**Directions for this task**
From the listing below, extract each line containing the string "name".

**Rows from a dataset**
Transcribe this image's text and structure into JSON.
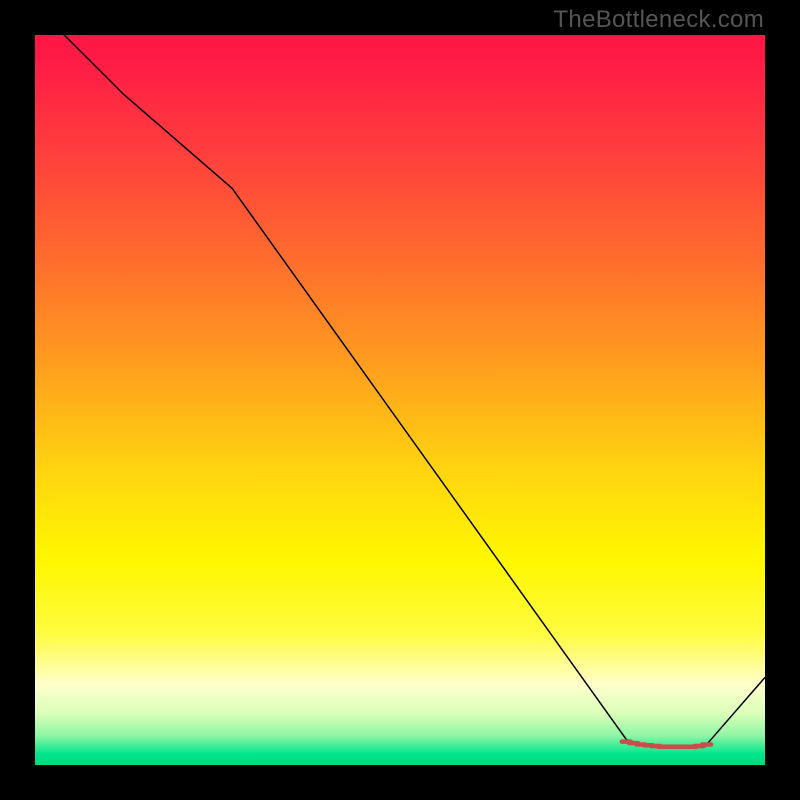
{
  "watermark": "TheBottleneck.com",
  "gradient_stops": [
    {
      "offset": 0.0,
      "color": "#ff1744"
    },
    {
      "offset": 0.03,
      "color": "#ff1a46"
    },
    {
      "offset": 0.15,
      "color": "#ff3b3e"
    },
    {
      "offset": 0.3,
      "color": "#ff6a2e"
    },
    {
      "offset": 0.45,
      "color": "#ff9d1e"
    },
    {
      "offset": 0.6,
      "color": "#ffd60f"
    },
    {
      "offset": 0.72,
      "color": "#fff700"
    },
    {
      "offset": 0.82,
      "color": "#fffb40"
    },
    {
      "offset": 0.89,
      "color": "#ffffcc"
    },
    {
      "offset": 0.93,
      "color": "#d9ffb8"
    },
    {
      "offset": 0.96,
      "color": "#8ef5a5"
    },
    {
      "offset": 0.985,
      "color": "#00e68c"
    },
    {
      "offset": 1.0,
      "color": "#00d97f"
    }
  ],
  "chart_data": {
    "type": "line",
    "title": "",
    "xlabel": "",
    "ylabel": "",
    "xlim": [
      0,
      100
    ],
    "ylim": [
      0,
      100
    ],
    "series": [
      {
        "name": "main-curve",
        "color": "#000000",
        "width": 1.5,
        "x": [
          0,
          12,
          27,
          81,
          82,
          84,
          86,
          88,
          90,
          91,
          92,
          100
        ],
        "y": [
          104,
          92,
          79,
          3.5,
          3.0,
          2.7,
          2.5,
          2.5,
          2.5,
          2.6,
          2.8,
          12
        ]
      },
      {
        "name": "trough-markers",
        "color": "#cc4b4b",
        "width": 4.5,
        "render": "stepped-segments",
        "x": [
          81,
          82,
          83,
          84,
          85,
          86,
          87,
          88,
          89,
          90,
          91,
          92
        ],
        "y": [
          3.2,
          3.0,
          2.8,
          2.7,
          2.6,
          2.5,
          2.5,
          2.5,
          2.5,
          2.5,
          2.6,
          2.8
        ]
      }
    ]
  }
}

**Expected output**
        "name": "main-curve",
        "name": "trough-markers",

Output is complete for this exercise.